DATA ROWS:
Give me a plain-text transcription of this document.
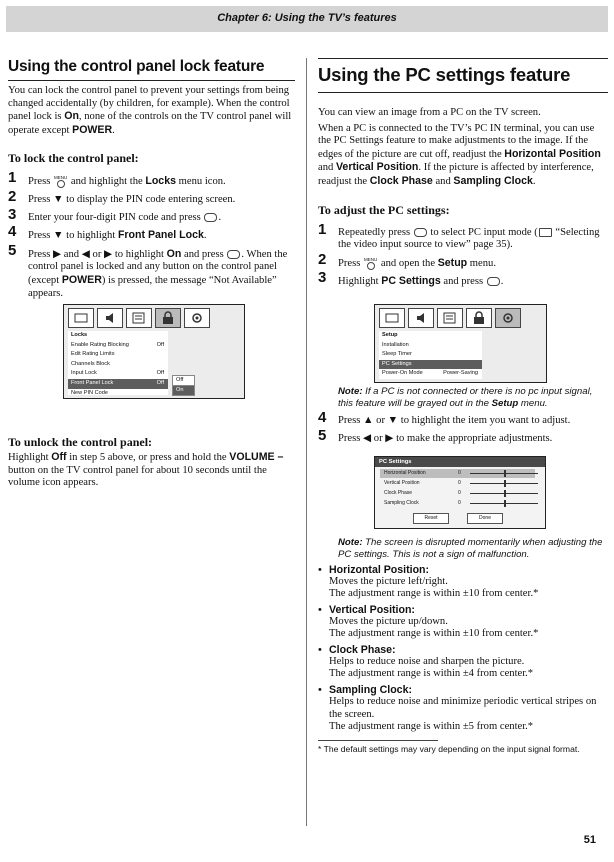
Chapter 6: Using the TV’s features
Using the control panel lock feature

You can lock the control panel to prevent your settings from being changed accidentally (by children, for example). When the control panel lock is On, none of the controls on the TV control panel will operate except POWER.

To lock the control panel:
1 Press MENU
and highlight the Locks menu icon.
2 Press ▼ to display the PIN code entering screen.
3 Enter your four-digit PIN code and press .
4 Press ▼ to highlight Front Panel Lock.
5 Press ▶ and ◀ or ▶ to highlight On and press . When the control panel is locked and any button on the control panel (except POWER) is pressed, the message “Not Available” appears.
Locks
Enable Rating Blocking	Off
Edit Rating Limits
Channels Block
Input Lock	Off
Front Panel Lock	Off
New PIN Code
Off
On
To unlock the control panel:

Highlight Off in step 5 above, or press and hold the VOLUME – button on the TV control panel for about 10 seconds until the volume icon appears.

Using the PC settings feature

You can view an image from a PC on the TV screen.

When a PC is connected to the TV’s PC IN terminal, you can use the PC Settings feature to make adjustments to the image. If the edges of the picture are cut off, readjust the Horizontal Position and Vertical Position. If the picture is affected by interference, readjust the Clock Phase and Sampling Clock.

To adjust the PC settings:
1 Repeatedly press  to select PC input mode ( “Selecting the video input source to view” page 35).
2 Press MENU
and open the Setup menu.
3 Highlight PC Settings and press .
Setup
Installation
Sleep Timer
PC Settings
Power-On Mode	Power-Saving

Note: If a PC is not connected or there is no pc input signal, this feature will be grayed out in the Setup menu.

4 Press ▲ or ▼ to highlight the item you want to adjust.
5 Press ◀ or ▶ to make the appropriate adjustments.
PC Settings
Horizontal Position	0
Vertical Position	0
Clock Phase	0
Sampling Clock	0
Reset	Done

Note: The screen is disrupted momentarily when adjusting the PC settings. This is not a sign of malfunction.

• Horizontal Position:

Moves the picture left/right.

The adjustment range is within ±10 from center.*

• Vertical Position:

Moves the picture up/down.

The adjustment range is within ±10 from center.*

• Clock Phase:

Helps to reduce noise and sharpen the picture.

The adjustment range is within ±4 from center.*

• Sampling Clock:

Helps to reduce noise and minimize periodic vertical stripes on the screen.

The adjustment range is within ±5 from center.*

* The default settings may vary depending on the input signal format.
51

--

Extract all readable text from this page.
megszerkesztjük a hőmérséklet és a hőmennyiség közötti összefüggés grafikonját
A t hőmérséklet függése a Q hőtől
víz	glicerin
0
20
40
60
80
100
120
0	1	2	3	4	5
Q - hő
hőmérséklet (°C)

SET PROBLEM: Collect every line with the string "control" from the records, and copy each.

SOLUTION TO THIS TASK:
Using the control panel lock feature
You can lock the control panel to prevent your settings from being changed accidentally (by children, for example). When the control panel lock is On, none of the controls on the TV control panel will operate except POWER.
To lock the control panel:
5 Press ▶ and ◀ or ▶ to highlight On and press . When the control panel is locked and any button on the control panel (except POWER) is pressed, the message “Not Available” appears.
To unlock the control panel:
Highlight Off in step 5 above, or press and hold the VOLUME – button on the TV control panel for about 10 seconds until the volume icon appears.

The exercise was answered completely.